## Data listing

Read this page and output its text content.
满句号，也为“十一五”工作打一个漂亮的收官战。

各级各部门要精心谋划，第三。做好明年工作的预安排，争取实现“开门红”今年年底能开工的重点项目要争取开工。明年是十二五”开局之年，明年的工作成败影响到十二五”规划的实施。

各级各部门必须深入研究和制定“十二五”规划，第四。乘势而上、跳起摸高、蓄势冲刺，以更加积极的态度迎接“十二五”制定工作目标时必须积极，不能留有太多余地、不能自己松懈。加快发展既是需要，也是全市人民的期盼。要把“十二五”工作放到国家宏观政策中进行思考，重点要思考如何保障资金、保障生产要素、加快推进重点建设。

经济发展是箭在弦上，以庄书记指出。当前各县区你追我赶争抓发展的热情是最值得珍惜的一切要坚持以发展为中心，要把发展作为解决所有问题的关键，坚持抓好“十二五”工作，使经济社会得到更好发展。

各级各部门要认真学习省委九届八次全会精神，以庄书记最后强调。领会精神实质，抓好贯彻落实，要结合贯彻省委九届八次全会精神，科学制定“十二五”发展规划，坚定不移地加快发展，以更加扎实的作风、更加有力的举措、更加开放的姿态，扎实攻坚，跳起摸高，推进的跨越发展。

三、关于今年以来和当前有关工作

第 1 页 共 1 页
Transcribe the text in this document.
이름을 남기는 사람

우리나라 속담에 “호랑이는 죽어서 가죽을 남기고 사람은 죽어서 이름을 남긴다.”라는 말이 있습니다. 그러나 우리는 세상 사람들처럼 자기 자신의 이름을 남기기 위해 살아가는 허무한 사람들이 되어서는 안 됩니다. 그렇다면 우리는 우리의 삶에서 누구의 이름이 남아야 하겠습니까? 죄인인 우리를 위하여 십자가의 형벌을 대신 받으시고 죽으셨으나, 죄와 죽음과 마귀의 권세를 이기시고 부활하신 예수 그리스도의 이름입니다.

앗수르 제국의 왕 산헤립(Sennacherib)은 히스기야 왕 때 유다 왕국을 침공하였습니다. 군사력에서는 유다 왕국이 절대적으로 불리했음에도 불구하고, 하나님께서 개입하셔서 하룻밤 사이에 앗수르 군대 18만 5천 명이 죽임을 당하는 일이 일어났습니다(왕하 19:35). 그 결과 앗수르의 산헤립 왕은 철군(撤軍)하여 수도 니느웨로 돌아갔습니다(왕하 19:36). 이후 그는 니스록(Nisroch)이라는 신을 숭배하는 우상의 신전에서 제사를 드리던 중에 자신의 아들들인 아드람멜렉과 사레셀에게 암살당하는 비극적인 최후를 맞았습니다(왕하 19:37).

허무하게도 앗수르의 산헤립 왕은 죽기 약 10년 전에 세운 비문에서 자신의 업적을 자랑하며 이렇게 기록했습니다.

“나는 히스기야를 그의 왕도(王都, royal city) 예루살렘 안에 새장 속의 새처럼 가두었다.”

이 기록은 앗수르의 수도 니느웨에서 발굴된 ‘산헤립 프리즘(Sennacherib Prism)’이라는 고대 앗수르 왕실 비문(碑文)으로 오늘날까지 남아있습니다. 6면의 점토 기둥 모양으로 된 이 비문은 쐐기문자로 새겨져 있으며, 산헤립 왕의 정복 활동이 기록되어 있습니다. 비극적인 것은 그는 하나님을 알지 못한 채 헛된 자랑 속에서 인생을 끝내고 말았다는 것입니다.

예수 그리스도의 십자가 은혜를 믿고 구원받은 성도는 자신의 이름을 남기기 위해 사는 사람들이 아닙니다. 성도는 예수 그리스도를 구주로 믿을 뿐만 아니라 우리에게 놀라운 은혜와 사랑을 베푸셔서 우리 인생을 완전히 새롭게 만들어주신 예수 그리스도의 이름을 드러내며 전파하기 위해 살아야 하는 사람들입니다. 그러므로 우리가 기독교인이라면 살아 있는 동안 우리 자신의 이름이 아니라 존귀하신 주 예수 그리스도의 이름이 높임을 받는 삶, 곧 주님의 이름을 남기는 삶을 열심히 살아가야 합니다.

## Goal
Copy all lines in the listing above where the string "this" appears.

## Exercise response
Read this page and output its text content.
Transcribe the text in this document.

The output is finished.